-- Start Entries --

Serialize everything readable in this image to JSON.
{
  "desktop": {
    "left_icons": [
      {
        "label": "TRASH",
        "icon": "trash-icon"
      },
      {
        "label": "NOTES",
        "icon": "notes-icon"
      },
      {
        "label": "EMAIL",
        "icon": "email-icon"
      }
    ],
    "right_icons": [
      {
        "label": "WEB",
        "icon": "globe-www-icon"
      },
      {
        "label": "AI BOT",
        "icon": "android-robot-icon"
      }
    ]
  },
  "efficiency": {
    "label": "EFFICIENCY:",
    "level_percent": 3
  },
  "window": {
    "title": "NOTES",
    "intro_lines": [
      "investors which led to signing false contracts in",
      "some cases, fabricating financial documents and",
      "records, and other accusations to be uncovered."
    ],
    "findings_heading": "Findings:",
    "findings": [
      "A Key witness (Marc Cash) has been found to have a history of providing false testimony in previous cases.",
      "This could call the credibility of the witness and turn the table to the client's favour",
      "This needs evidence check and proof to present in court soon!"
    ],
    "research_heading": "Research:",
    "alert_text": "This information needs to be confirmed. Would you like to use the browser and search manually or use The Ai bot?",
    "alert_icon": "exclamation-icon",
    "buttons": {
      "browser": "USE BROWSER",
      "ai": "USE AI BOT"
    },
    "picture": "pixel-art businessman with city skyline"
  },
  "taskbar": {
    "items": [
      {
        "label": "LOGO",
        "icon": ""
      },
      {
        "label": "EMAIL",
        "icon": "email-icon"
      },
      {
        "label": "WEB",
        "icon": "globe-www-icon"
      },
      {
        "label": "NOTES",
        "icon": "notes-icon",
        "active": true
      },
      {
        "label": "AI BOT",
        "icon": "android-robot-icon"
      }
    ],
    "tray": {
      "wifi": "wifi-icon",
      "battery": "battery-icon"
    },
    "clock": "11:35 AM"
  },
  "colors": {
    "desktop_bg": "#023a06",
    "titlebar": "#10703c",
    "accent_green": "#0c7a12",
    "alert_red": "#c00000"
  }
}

-- End Entries --

:: Problem requirements ::
Give all of the entries again, word for word.

:: Full output ::
Serialize everything readable in this image to JSON.
{
  "desktop": {
    "left_icons": [
      {
        "label": "TRASH",
        "icon": "trash-icon"
      },
      {
        "label": "NOTES",
        "icon": "notes-icon"
      },
      {
        "label": "EMAIL",
        "icon": "email-icon"
      }
    ],
    "right_icons": [
      {
        "label": "WEB",
        "icon": "globe-www-icon"
      },
      {
        "label": "AI BOT",
        "icon": "android-robot-icon"
      }
    ]
  },
  "efficiency": {
    "label": "EFFICIENCY:",
    "level_percent": 3
  },
  "window": {
    "title": "NOTES",
    "intro_lines": [
      "investors which led to signing false contracts in",
      "some cases, fabricating financial documents and",
      "records, and other accusations to be uncovered."
    ],
    "findings_heading": "Findings:",
    "findings": [
      "A Key witness (Marc Cash) has been found to have a history of providing false testimony in previous cases.",
      "This could call the credibility of the witness and turn the table to the client's favour",
      "This needs evidence check and proof to present in court soon!"
    ],
    "research_heading": "Research:",
    "alert_text": "This information needs to be confirmed. Would you like to use the browser and search manually or use The Ai bot?",
    "alert_icon": "exclamation-icon",
    "buttons": {
      "browser": "USE BROWSER",
      "ai": "USE AI BOT"
    },
    "picture": "pixel-art businessman with city skyline"
  },
  "taskbar": {
    "items": [
      {
        "label": "LOGO",
        "icon": ""
      },
      {
        "label": "EMAIL",
        "icon": "email-icon"
      },
      {
        "label": "WEB",
        "icon": "globe-www-icon"
      },
      {
        "label": "NOTES",
        "icon": "notes-icon",
        "active": true
      },
      {
        "label": "AI BOT",
        "icon": "android-robot-icon"
      }
    ],
    "tray": {
      "wifi": "wifi-icon",
      "battery": "battery-icon"
    },
    "clock": "11:35 AM"
  },
  "colors": {
    "desktop_bg": "#023a06",
    "titlebar": "#10703c",
    "accent_green": "#0c7a12",
    "alert_red": "#c00000"
  }
}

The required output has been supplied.